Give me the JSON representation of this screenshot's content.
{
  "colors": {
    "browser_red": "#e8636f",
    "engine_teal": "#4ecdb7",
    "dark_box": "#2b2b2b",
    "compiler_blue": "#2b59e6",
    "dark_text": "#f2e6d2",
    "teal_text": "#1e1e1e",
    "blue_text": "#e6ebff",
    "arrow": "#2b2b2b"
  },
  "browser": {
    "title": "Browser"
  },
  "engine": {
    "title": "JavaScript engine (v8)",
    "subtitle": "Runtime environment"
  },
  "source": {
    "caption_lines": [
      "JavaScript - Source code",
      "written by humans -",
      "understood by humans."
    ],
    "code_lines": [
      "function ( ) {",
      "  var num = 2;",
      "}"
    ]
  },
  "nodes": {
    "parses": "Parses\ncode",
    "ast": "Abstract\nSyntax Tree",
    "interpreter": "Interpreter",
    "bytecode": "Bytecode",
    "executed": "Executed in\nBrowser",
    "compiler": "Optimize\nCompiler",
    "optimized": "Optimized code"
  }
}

- **Stated task**
Retype the material in full. Each word must match.

- **The response**
Give me the JSON representation of this screenshot's content.
{
  "colors": {
    "browser_red": "#e8636f",
    "engine_teal": "#4ecdb7",
    "dark_box": "#2b2b2b",
    "compiler_blue": "#2b59e6",
    "dark_text": "#f2e6d2",
    "teal_text": "#1e1e1e",
    "blue_text": "#e6ebff",
    "arrow": "#2b2b2b"
  },
  "browser": {
    "title": "Browser"
  },
  "engine": {
    "title": "JavaScript engine (v8)",
    "subtitle": "Runtime environment"
  },
  "source": {
    "caption_lines": [
      "JavaScript - Source code",
      "written by humans -",
      "understood by humans."
    ],
    "code_lines": [
      "function ( ) {",
      "  var num = 2;",
      "}"
    ]
  },
  "nodes": {
    "parses": "Parses\ncode",
    "ast": "Abstract\nSyntax Tree",
    "interpreter": "Interpreter",
    "bytecode": "Bytecode",
    "executed": "Executed in\nBrowser",
    "compiler": "Optimize\nCompiler",
    "optimized": "Optimized code"
  }
}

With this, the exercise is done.